"""
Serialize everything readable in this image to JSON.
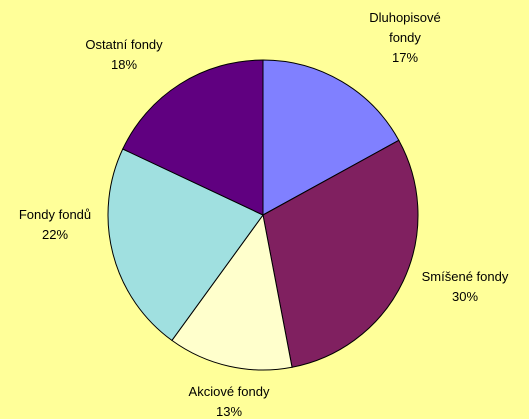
{
  "chart_data": {
    "type": "pie",
    "categories": [
      "Dluhopisové fondy",
      "Smíšené fondy",
      "Akciové fondy",
      "Fondy fondů",
      "Ostatní fondy"
    ],
    "values": [
      17,
      30,
      13,
      22,
      18
    ],
    "value_labels": [
      "17%",
      "30%",
      "13%",
      "22%",
      "18%"
    ],
    "colors": [
      "#8080ff",
      "#802060",
      "#ffffcc",
      "#a0e0e0",
      "#600080"
    ]
  }
}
"""
■ **TASK REQUIREMENTS**
Keep every word of the data as it is when you write it out, but drop the pictures.

■ **OUTPUT FOR THIS EXERCISE**
Serialize everything readable in this image to JSON.
{
  "chart_data": {
    "type": "pie",
    "categories": [
      "Dluhopisové fondy",
      "Smíšené fondy",
      "Akciové fondy",
      "Fondy fondů",
      "Ostatní fondy"
    ],
    "values": [
      17,
      30,
      13,
      22,
      18
    ],
    "value_labels": [
      "17%",
      "30%",
      "13%",
      "22%",
      "18%"
    ],
    "colors": [
      "#8080ff",
      "#802060",
      "#ffffcc",
      "#a0e0e0",
      "#600080"
    ]
  }
}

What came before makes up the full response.